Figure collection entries
>>>>>

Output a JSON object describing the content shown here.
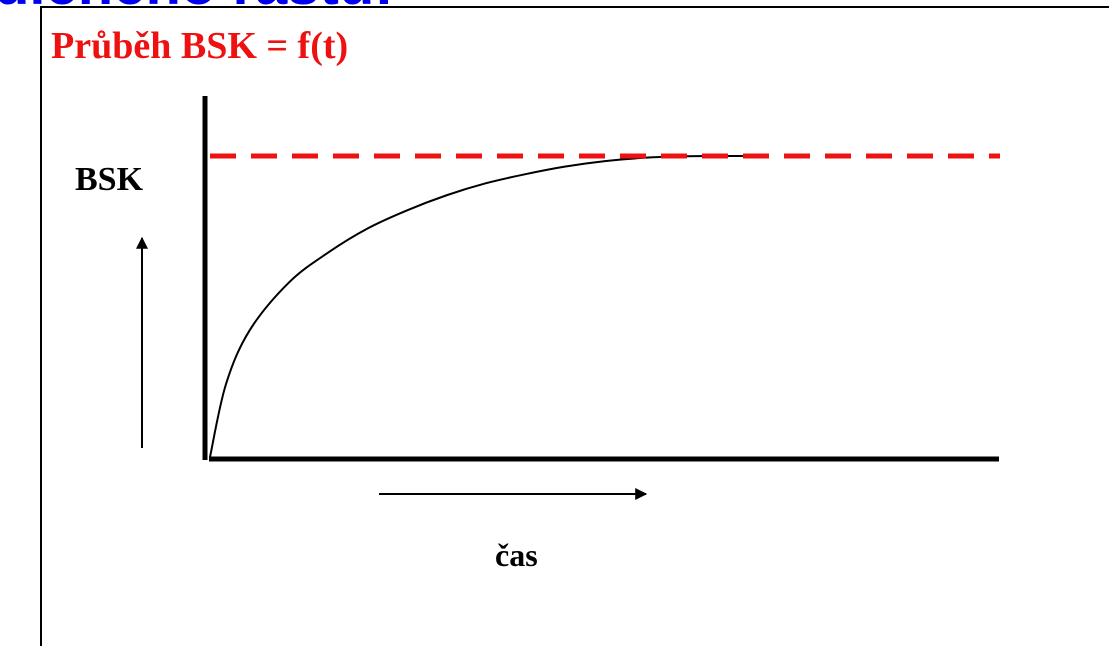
{
  "heading_cut": "dieného rastu:",
  "colors": {
    "heading": "#0000ee",
    "title": "#ee1111",
    "limit_line": "#ee1111",
    "axes": "#000000",
    "curve": "#000000"
  },
  "chart_data": {
    "type": "line",
    "title": "Průběh BSK = f(t)",
    "ylabel": "BSK",
    "xlabel": "čas",
    "grid": false,
    "legend": "none",
    "xlim": [
      0,
      1
    ],
    "ylim": [
      0,
      1
    ],
    "series": [
      {
        "style": "solid",
        "x": [
          0,
          0.02,
          0.05,
          0.1,
          0.15,
          0.2,
          0.25,
          0.3,
          0.35,
          0.4,
          0.45,
          0.5,
          0.55,
          0.6,
          0.65,
          0.675
        ],
        "y": [
          0,
          0.24,
          0.42,
          0.58,
          0.68,
          0.76,
          0.82,
          0.87,
          0.91,
          0.94,
          0.965,
          0.983,
          0.994,
          0.999,
          1.0,
          1.0
        ]
      },
      {
        "style": "dashed",
        "x": [
          0,
          1
        ],
        "y": [
          1.0,
          1.0
        ]
      }
    ],
    "direction_arrows": [
      "up",
      "right"
    ]
  }
}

<<<<<

Reproduce the full listing faithfully, but do not carry over any pictures.

## Task result
Output a JSON object describing the content shown here.
{
  "heading_cut": "dieného rastu:",
  "colors": {
    "heading": "#0000ee",
    "title": "#ee1111",
    "limit_line": "#ee1111",
    "axes": "#000000",
    "curve": "#000000"
  },
  "chart_data": {
    "type": "line",
    "title": "Průběh BSK = f(t)",
    "ylabel": "BSK",
    "xlabel": "čas",
    "grid": false,
    "legend": "none",
    "xlim": [
      0,
      1
    ],
    "ylim": [
      0,
      1
    ],
    "series": [
      {
        "style": "solid",
        "x": [
          0,
          0.02,
          0.05,
          0.1,
          0.15,
          0.2,
          0.25,
          0.3,
          0.35,
          0.4,
          0.45,
          0.5,
          0.55,
          0.6,
          0.65,
          0.675
        ],
        "y": [
          0,
          0.24,
          0.42,
          0.58,
          0.68,
          0.76,
          0.82,
          0.87,
          0.91,
          0.94,
          0.965,
          0.983,
          0.994,
          0.999,
          1.0,
          1.0
        ]
      },
      {
        "style": "dashed",
        "x": [
          0,
          1
        ],
        "y": [
          1.0,
          1.0
        ]
      }
    ],
    "direction_arrows": [
      "up",
      "right"
    ]
  }
}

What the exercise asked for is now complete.